== Records ==
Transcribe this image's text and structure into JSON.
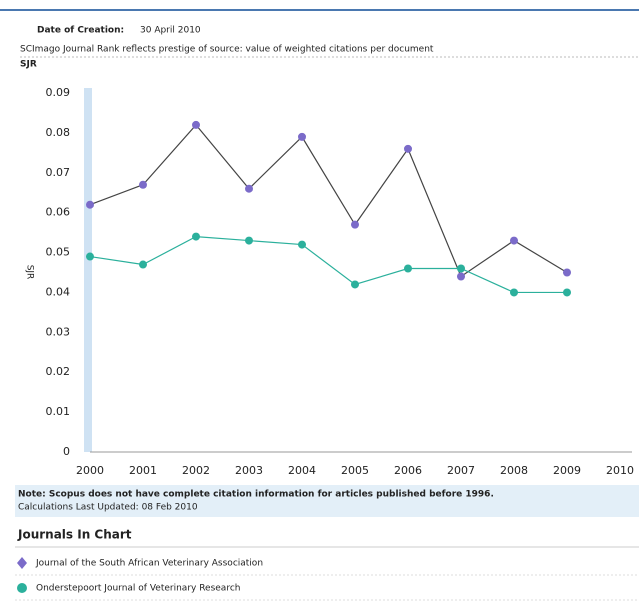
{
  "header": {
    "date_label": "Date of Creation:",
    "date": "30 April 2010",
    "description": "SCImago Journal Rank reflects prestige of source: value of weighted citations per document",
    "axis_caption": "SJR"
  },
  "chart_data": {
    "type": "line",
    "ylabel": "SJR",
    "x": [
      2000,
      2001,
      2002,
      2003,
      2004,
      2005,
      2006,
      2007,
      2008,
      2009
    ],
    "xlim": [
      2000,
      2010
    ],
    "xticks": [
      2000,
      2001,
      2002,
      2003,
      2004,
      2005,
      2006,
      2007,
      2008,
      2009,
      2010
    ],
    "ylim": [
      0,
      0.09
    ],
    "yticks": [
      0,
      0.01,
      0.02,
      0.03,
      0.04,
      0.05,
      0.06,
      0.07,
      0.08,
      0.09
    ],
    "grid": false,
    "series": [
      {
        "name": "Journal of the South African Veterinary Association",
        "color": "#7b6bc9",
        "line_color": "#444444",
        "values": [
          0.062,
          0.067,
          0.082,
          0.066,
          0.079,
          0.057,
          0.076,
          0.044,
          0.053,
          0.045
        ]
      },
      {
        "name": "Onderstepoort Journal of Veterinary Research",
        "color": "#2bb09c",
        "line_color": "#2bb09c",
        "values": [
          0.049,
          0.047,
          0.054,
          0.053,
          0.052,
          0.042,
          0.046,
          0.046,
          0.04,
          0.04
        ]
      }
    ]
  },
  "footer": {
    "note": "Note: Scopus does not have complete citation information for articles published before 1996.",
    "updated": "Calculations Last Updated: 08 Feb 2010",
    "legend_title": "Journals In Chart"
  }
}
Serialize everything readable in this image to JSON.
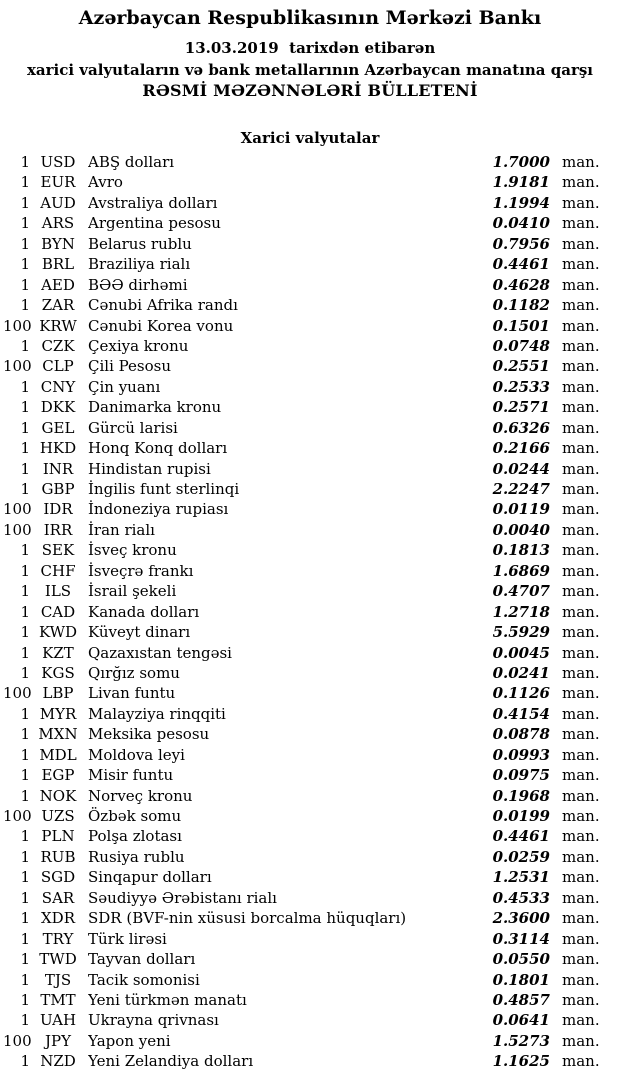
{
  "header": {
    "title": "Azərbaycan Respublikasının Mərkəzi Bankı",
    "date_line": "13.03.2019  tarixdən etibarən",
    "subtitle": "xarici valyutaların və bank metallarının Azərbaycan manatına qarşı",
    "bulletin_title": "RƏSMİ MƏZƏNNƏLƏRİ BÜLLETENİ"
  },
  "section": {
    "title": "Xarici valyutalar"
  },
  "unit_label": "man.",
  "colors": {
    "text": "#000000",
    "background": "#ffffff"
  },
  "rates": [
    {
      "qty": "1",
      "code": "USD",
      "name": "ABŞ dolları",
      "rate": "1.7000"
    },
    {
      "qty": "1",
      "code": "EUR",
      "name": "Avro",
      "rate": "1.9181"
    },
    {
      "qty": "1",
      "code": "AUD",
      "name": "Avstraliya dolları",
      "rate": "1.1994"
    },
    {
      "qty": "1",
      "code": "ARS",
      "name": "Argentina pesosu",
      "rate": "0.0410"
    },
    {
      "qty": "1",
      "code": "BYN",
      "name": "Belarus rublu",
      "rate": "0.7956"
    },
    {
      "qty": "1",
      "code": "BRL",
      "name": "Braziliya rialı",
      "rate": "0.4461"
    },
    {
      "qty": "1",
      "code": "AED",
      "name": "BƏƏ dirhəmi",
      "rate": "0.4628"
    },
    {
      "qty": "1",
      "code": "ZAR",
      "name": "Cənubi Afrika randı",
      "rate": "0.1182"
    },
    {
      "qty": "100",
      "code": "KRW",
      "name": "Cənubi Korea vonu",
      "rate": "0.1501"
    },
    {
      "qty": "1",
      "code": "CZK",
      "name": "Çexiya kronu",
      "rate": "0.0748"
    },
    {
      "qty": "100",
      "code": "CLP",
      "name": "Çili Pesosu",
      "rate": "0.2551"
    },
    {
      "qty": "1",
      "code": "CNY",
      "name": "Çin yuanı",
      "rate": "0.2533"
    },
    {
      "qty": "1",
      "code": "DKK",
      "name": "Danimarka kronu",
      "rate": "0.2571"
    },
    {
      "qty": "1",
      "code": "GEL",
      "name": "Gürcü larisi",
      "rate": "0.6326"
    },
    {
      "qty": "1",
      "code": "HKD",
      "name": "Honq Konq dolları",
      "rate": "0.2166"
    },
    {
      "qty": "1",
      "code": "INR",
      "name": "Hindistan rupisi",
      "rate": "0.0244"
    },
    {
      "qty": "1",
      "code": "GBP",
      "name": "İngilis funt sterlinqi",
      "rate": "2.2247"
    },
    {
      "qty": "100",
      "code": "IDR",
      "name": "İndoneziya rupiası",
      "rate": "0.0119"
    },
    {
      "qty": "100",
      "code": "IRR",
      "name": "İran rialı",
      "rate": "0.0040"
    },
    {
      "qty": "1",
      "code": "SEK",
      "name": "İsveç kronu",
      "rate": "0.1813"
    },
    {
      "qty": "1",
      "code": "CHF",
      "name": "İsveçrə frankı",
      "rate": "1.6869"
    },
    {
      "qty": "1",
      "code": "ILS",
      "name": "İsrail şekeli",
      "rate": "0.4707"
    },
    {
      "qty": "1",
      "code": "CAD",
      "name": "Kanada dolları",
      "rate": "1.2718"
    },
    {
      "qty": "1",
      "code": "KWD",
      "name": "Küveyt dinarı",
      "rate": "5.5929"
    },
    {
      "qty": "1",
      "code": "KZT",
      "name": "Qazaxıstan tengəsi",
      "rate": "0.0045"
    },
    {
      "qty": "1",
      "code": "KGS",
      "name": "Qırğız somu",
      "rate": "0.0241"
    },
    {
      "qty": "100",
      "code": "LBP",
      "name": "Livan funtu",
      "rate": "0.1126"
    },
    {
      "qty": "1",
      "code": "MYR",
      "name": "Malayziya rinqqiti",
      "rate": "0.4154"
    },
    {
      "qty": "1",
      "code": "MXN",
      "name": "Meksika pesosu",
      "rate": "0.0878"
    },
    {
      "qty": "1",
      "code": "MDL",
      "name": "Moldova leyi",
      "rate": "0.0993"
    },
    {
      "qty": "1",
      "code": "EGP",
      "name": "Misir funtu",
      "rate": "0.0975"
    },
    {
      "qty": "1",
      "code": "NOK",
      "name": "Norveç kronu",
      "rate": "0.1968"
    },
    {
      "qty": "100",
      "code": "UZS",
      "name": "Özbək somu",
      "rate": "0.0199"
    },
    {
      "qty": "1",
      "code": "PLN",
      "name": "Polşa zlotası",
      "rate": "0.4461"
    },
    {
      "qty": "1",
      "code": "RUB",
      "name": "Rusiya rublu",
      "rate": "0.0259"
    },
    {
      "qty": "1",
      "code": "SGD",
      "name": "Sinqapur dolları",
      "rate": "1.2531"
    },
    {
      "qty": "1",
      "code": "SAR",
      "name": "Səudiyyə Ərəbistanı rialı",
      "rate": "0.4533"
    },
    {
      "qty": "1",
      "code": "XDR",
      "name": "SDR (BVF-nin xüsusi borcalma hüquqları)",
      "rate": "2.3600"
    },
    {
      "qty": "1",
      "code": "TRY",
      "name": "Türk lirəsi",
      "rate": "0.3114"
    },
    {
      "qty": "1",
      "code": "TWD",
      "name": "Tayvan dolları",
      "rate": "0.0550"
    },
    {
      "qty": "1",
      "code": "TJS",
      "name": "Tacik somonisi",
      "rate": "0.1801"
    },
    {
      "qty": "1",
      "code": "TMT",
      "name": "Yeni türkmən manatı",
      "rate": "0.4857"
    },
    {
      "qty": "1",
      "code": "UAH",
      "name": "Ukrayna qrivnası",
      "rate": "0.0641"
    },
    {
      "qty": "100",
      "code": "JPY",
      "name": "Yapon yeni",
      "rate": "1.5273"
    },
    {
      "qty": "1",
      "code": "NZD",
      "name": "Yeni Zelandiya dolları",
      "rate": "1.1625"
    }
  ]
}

== What this task involves ==
Show all lines above holding "rialı".

== Response to this exercise ==
      "name": "Braziliya rialı",
      "name": "İran rialı",
      "name": "Səudiyyə Ərəbistanı rialı",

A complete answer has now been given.